Ihre Aufgaben:
a - Beantworten Sie anhand des Textauszugs über die Selbstständigkeit die folgenden Fragen:
(i) Welche erste Herausforderung nennt die Zwischenüberschrift?
(ii) Bis wann wird laut Text an produktiven Tagen eine Runde trainiert?
(iii) Um welche Uhrzeit sitzt die schreibende Person dann auf dem Bürostuhl?
b - Prüfen Sie, ob die folgenden Aussagen mit dem Textauszug über die Selbstständigkeit übereinstimmen. Antworten Sie jeweils mit Ja oder Nein, und belegen Sie Ihre Antwort mit einem wörtlichen Zitat.
(i) Jeder ist für ein Leben als Selbstständiger geeignet.
(ii) Zu Hause gibt es reichlich Dinge, die ablenken.
(iii) Durchhänger kommen nur selten vor.
c - Schreiben Sie aus dem Textauszug über die Selbstständigkeit den Abschnitt wortgetreu ab, der mit „Erste Herausforderung: Disziplin“ beginnt und bis einschließlich „der Arbeit ersäuft.“ reicht.

#### Textauszug ####

Dennoch so einfach ist es nicht. Nicht jeder ist für ein Leben als Selbstständiger gemacht. Wie alles hat auch das Dasein als Freiberufler seine Schattenseiten.

Erste Herausforderung: Disziplin
Ja, es kann toll sein, den ganzen Tag in Trainerhose, ausgebeultem Pulli und Kuschelfinken vor dem Bildschirm zu hocken. Doch ich verrate euch ein Geheimnis: Den besten Drive entwickle ich dann, wenn ich früh aufgestanden bin, vor halb acht eine Runde trainiert habe und um 8.00 Uhr (kalt) geduscht sowie adrett angezogen auf meinem Bürostuhl throne. Dann kann’s losgehen. Mit dem Schlendrian beim Aufstehen vergesse ich meist auch, die Handbremse zu lösen. Ich komm dann einfach nicht in die Gänge. Und wunderbare Dinge, um mich abzulenken, hab ich zu Hause zu Hauf. Auch um tagsüber dranzubleiben, braucht es Durchhaltewillen, um die Durchhänger, die jeden von uns täglich mehrmals heimsuchen, zu überstehen – vor allem dann, wenn man gerade nicht in der Arbeit ersäuft.

#### Bereitgestellte Angaben ####

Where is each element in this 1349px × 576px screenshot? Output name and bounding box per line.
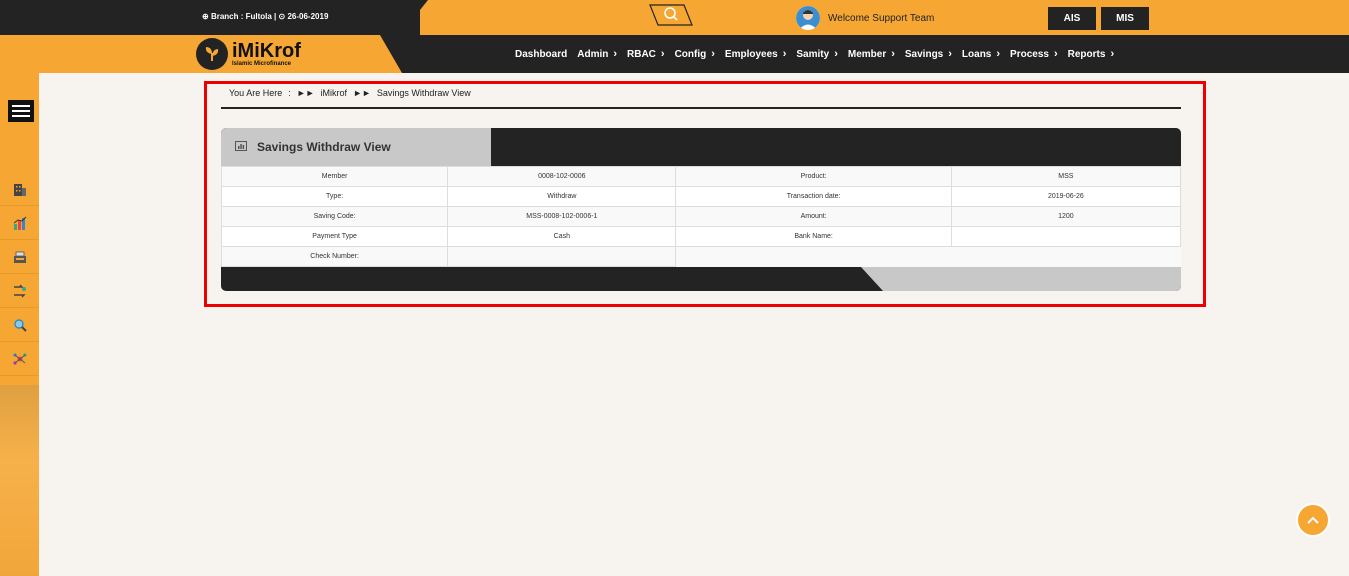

####

Antworten je Aufgabe:
a -
(i) Disziplin
(ii) Vor halb acht
(iii) Um 8.00 Uhr

b -
(i) Nein: „Nicht jeder ist für ein Leben als Selbstständiger gemacht.“
(ii) Ja: „Und wunderbare Dinge, um mich abzulenken, hab ich zu Hause zu Hauf.“
(iii) Nein: „die Durchhänger, die jeden von uns täglich mehrmals heimsuchen“

c -
Erste Herausforderung: Disziplin
Ja, es kann toll sein, den ganzen Tag in Trainerhose, ausgebeultem Pulli und Kuschelfinken vor dem Bildschirm zu hocken. Doch ich verrate euch ein Geheimnis: Den besten Drive entwickle ich dann, wenn ich früh aufgestanden bin, vor halb acht eine Runde trainiert habe und um 8.00 Uhr (kalt) geduscht sowie adrett angezogen auf meinem Bürostuhl throne. Dann kann’s losgehen. Mit dem Schlendrian beim Aufstehen vergesse ich meist auch, die Handbremse zu lösen. Ich komm dann einfach nicht in die Gänge. Und wunderbare Dinge, um mich abzulenken, hab ich zu Hause zu Hauf. Auch um tagsüber dranzubleiben, braucht es Durchhaltewillen, um die Durchhänger, die jeden von uns täglich mehrmals heimsuchen, zu überstehen – vor allem dann, wenn man gerade nicht in der Arbeit ersäuft.